> The task: Drop every picture, then transcribe the remaining data exactly.
[start Records provided]
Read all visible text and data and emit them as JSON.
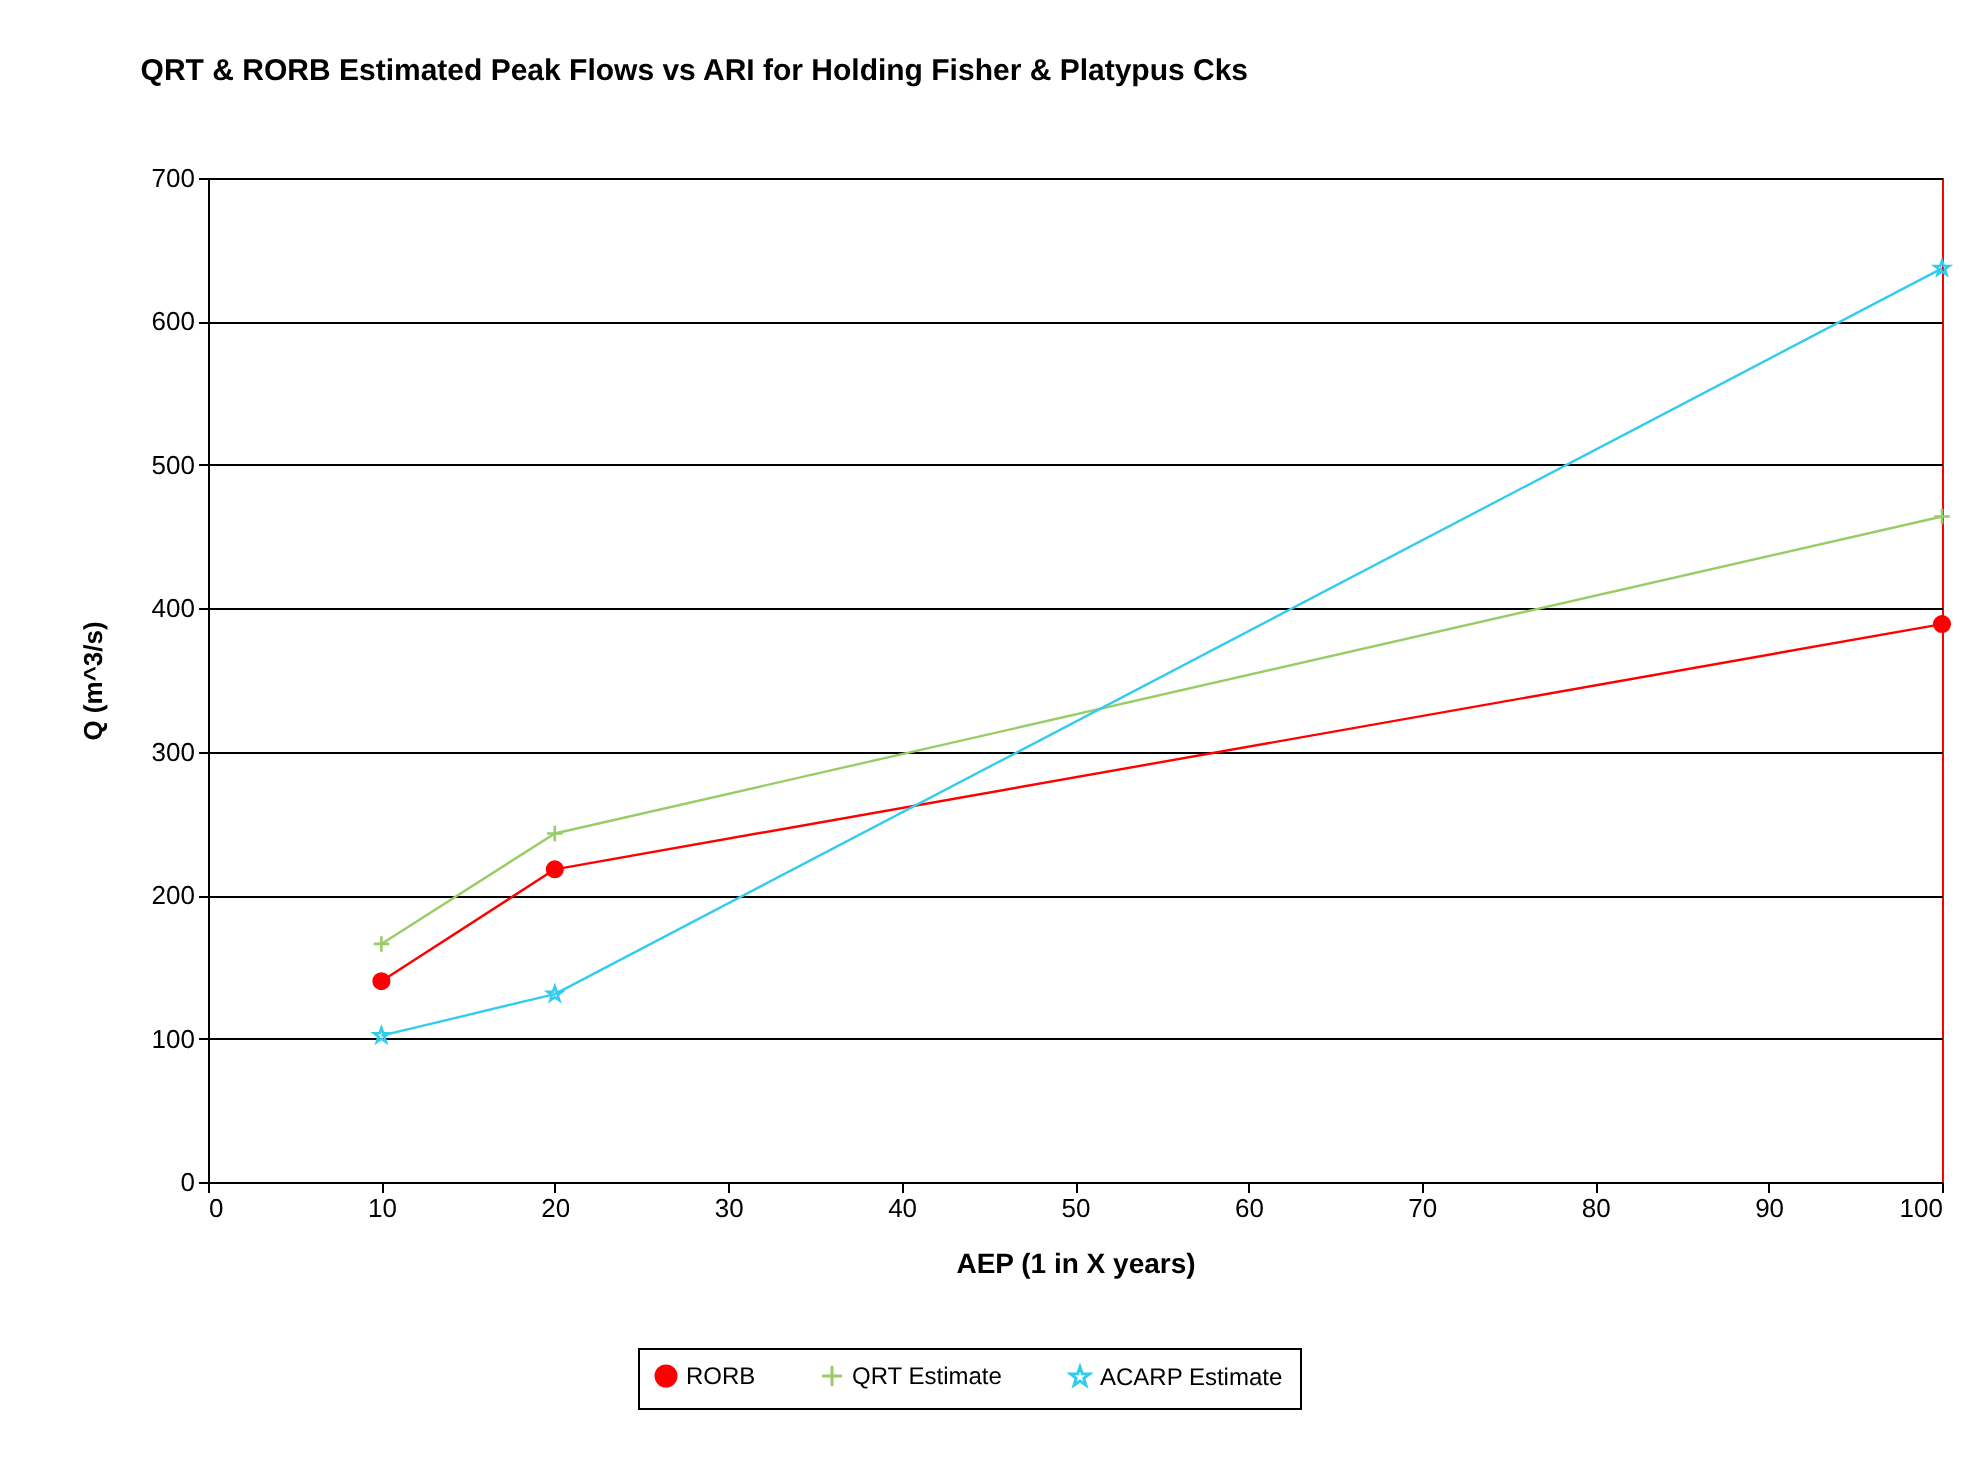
{
  "chart_data": {
    "type": "line",
    "title": "QRT & RORB Estimated Peak Flows vs ARI for Holding Fisher & Platypus Cks",
    "xlabel": "AEP (1 in X years)",
    "ylabel": "Q (m^3/s)",
    "x": [
      10,
      20,
      100
    ],
    "series": [
      {
        "name": "RORB",
        "color": "#ff0000",
        "marker": "circle",
        "values": [
          140,
          218,
          389
        ]
      },
      {
        "name": "QRT Estimate",
        "color": "#99cc66",
        "marker": "cross",
        "values": [
          166,
          243,
          464
        ]
      },
      {
        "name": "ACARP Estimate",
        "color": "#33ccee",
        "marker": "star",
        "values": [
          102,
          131,
          637
        ]
      }
    ],
    "xlim": [
      0,
      100
    ],
    "xticks": [
      0,
      10,
      20,
      30,
      40,
      50,
      60,
      70,
      80,
      90,
      100
    ],
    "ylim": [
      0,
      700
    ],
    "yticks": [
      0,
      100,
      200,
      300,
      400,
      500,
      600,
      700
    ],
    "grid": "y",
    "legend": "bottom",
    "line_style": "solid"
  }
}
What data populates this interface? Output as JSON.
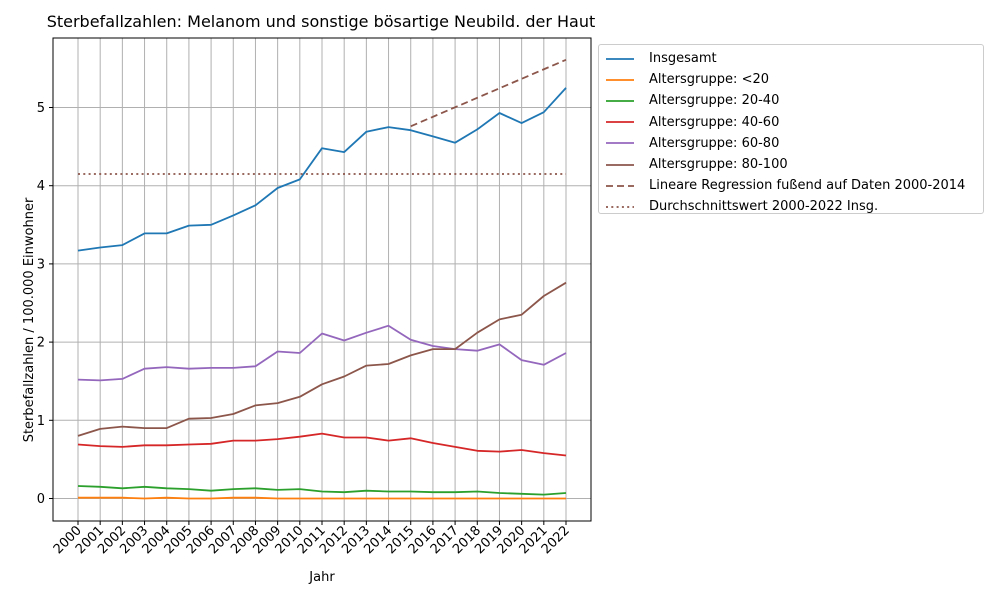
{
  "chart_data": {
    "type": "line",
    "title": "Sterbefallzahlen: Melanom und sonstige bösartige Neubild. der Haut",
    "xlabel": "Jahr",
    "ylabel": "Sterbefallzahlen / 100.000 Einwohner",
    "x": [
      2000,
      2001,
      2002,
      2003,
      2004,
      2005,
      2006,
      2007,
      2008,
      2009,
      2010,
      2011,
      2012,
      2013,
      2014,
      2015,
      2016,
      2017,
      2018,
      2019,
      2020,
      2021,
      2022
    ],
    "x_tick_labels": [
      "2000",
      "2001",
      "2002",
      "2003",
      "2004",
      "2005",
      "2006",
      "2007",
      "2008",
      "2009",
      "2010",
      "2011",
      "2012",
      "2013",
      "2014",
      "2015",
      "2016",
      "2017",
      "2018",
      "2019",
      "2020",
      "2021",
      "2022"
    ],
    "y_ticks": [
      0,
      1,
      2,
      3,
      4,
      5
    ],
    "ylim": [
      -0.28,
      5.88
    ],
    "grid": true,
    "legend_position": "outside upper right",
    "series": [
      {
        "name": "Insgesamt",
        "color": "#1f77b4",
        "style": "solid",
        "values": [
          3.17,
          3.21,
          3.24,
          3.39,
          3.39,
          3.49,
          3.5,
          3.62,
          3.75,
          3.97,
          4.08,
          4.48,
          4.43,
          4.69,
          4.75,
          4.71,
          4.63,
          4.55,
          4.72,
          4.93,
          4.8,
          4.94,
          5.25
        ]
      },
      {
        "name": "Altersgruppe: <20",
        "color": "#ff7f0e",
        "style": "solid",
        "values": [
          0.01,
          0.01,
          0.01,
          0.0,
          0.01,
          0.0,
          0.0,
          0.01,
          0.01,
          0.0,
          0.0,
          0.0,
          0.0,
          0.0,
          0.0,
          0.0,
          0.0,
          0.0,
          0.0,
          0.0,
          0.0,
          0.0,
          0.0
        ]
      },
      {
        "name": "Altersgruppe: 20-40",
        "color": "#2ca02c",
        "style": "solid",
        "values": [
          0.16,
          0.15,
          0.13,
          0.15,
          0.13,
          0.12,
          0.1,
          0.12,
          0.13,
          0.11,
          0.12,
          0.09,
          0.08,
          0.1,
          0.09,
          0.09,
          0.08,
          0.08,
          0.09,
          0.07,
          0.06,
          0.05,
          0.07
        ]
      },
      {
        "name": "Altersgruppe: 40-60",
        "color": "#d62728",
        "style": "solid",
        "values": [
          0.69,
          0.67,
          0.66,
          0.68,
          0.68,
          0.69,
          0.7,
          0.74,
          0.74,
          0.76,
          0.79,
          0.83,
          0.78,
          0.78,
          0.74,
          0.77,
          0.71,
          0.66,
          0.61,
          0.6,
          0.62,
          0.58,
          0.55
        ]
      },
      {
        "name": "Altersgruppe: 60-80",
        "color": "#9467bd",
        "style": "solid",
        "values": [
          1.52,
          1.51,
          1.53,
          1.66,
          1.68,
          1.66,
          1.67,
          1.67,
          1.69,
          1.88,
          1.86,
          2.11,
          2.02,
          2.12,
          2.21,
          2.03,
          1.95,
          1.91,
          1.89,
          1.97,
          1.77,
          1.71,
          1.86
        ]
      },
      {
        "name": "Altersgruppe: 80-100",
        "color": "#8c564b",
        "style": "solid",
        "values": [
          0.8,
          0.89,
          0.92,
          0.9,
          0.9,
          1.02,
          1.03,
          1.08,
          1.19,
          1.22,
          1.3,
          1.46,
          1.56,
          1.7,
          1.72,
          1.83,
          1.91,
          1.91,
          2.12,
          2.29,
          2.35,
          2.59,
          2.76
        ]
      },
      {
        "name": "Lineare Regression fußend auf Daten 2000-2014",
        "color": "#8c564b",
        "style": "dashed",
        "x": [
          2015,
          2022
        ],
        "values": [
          4.76,
          5.61
        ]
      },
      {
        "name": "Durchschnittswert 2000-2022 Insg.",
        "color": "#8c564b",
        "style": "dotted",
        "x": [
          2000,
          2022
        ],
        "values": [
          4.15,
          4.15
        ]
      }
    ]
  }
}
[end Records provided]
> Finished answer:
Read all visible text and data and emit them as JSON.
{
  "chart_data": {
    "type": "line",
    "title": "QRT & RORB Estimated Peak Flows vs ARI for Holding Fisher & Platypus Cks",
    "xlabel": "AEP (1 in X years)",
    "ylabel": "Q (m^3/s)",
    "x": [
      10,
      20,
      100
    ],
    "series": [
      {
        "name": "RORB",
        "color": "#ff0000",
        "marker": "circle",
        "values": [
          140,
          218,
          389
        ]
      },
      {
        "name": "QRT Estimate",
        "color": "#99cc66",
        "marker": "cross",
        "values": [
          166,
          243,
          464
        ]
      },
      {
        "name": "ACARP Estimate",
        "color": "#33ccee",
        "marker": "star",
        "values": [
          102,
          131,
          637
        ]
      }
    ],
    "xlim": [
      0,
      100
    ],
    "xticks": [
      0,
      10,
      20,
      30,
      40,
      50,
      60,
      70,
      80,
      90,
      100
    ],
    "ylim": [
      0,
      700
    ],
    "yticks": [
      0,
      100,
      200,
      300,
      400,
      500,
      600,
      700
    ],
    "grid": "y",
    "legend": "bottom",
    "line_style": "solid"
  }
}
What data populates this interface? Output as JSON.
{
  "chart_data": {
    "type": "line",
    "title": "Sterbefallzahlen: Melanom und sonstige bösartige Neubild. der Haut",
    "xlabel": "Jahr",
    "ylabel": "Sterbefallzahlen / 100.000 Einwohner",
    "x": [
      2000,
      2001,
      2002,
      2003,
      2004,
      2005,
      2006,
      2007,
      2008,
      2009,
      2010,
      2011,
      2012,
      2013,
      2014,
      2015,
      2016,
      2017,
      2018,
      2019,
      2020,
      2021,
      2022
    ],
    "x_tick_labels": [
      "2000",
      "2001",
      "2002",
      "2003",
      "2004",
      "2005",
      "2006",
      "2007",
      "2008",
      "2009",
      "2010",
      "2011",
      "2012",
      "2013",
      "2014",
      "2015",
      "2016",
      "2017",
      "2018",
      "2019",
      "2020",
      "2021",
      "2022"
    ],
    "y_ticks": [
      0,
      1,
      2,
      3,
      4,
      5
    ],
    "ylim": [
      -0.28,
      5.88
    ],
    "grid": true,
    "legend_position": "outside upper right",
    "series": [
      {
        "name": "Insgesamt",
        "color": "#1f77b4",
        "style": "solid",
        "values": [
          3.17,
          3.21,
          3.24,
          3.39,
          3.39,
          3.49,
          3.5,
          3.62,
          3.75,
          3.97,
          4.08,
          4.48,
          4.43,
          4.69,
          4.75,
          4.71,
          4.63,
          4.55,
          4.72,
          4.93,
          4.8,
          4.94,
          5.25
        ]
      },
      {
        "name": "Altersgruppe: <20",
        "color": "#ff7f0e",
        "style": "solid",
        "values": [
          0.01,
          0.01,
          0.01,
          0.0,
          0.01,
          0.0,
          0.0,
          0.01,
          0.01,
          0.0,
          0.0,
          0.0,
          0.0,
          0.0,
          0.0,
          0.0,
          0.0,
          0.0,
          0.0,
          0.0,
          0.0,
          0.0,
          0.0
        ]
      },
      {
        "name": "Altersgruppe: 20-40",
        "color": "#2ca02c",
        "style": "solid",
        "values": [
          0.16,
          0.15,
          0.13,
          0.15,
          0.13,
          0.12,
          0.1,
          0.12,
          0.13,
          0.11,
          0.12,
          0.09,
          0.08,
          0.1,
          0.09,
          0.09,
          0.08,
          0.08,
          0.09,
          0.07,
          0.06,
          0.05,
          0.07
        ]
      },
      {
        "name": "Altersgruppe: 40-60",
        "color": "#d62728",
        "style": "solid",
        "values": [
          0.69,
          0.67,
          0.66,
          0.68,
          0.68,
          0.69,
          0.7,
          0.74,
          0.74,
          0.76,
          0.79,
          0.83,
          0.78,
          0.78,
          0.74,
          0.77,
          0.71,
          0.66,
          0.61,
          0.6,
          0.62,
          0.58,
          0.55
        ]
      },
      {
        "name": "Altersgruppe: 60-80",
        "color": "#9467bd",
        "style": "solid",
        "values": [
          1.52,
          1.51,
          1.53,
          1.66,
          1.68,
          1.66,
          1.67,
          1.67,
          1.69,
          1.88,
          1.86,
          2.11,
          2.02,
          2.12,
          2.21,
          2.03,
          1.95,
          1.91,
          1.89,
          1.97,
          1.77,
          1.71,
          1.86
        ]
      },
      {
        "name": "Altersgruppe: 80-100",
        "color": "#8c564b",
        "style": "solid",
        "values": [
          0.8,
          0.89,
          0.92,
          0.9,
          0.9,
          1.02,
          1.03,
          1.08,
          1.19,
          1.22,
          1.3,
          1.46,
          1.56,
          1.7,
          1.72,
          1.83,
          1.91,
          1.91,
          2.12,
          2.29,
          2.35,
          2.59,
          2.76
        ]
      },
      {
        "name": "Lineare Regression fußend auf Daten 2000-2014",
        "color": "#8c564b",
        "style": "dashed",
        "x": [
          2015,
          2022
        ],
        "values": [
          4.76,
          5.61
        ]
      },
      {
        "name": "Durchschnittswert 2000-2022 Insg.",
        "color": "#8c564b",
        "style": "dotted",
        "x": [
          2000,
          2022
        ],
        "values": [
          4.15,
          4.15
        ]
      }
    ]
  }
}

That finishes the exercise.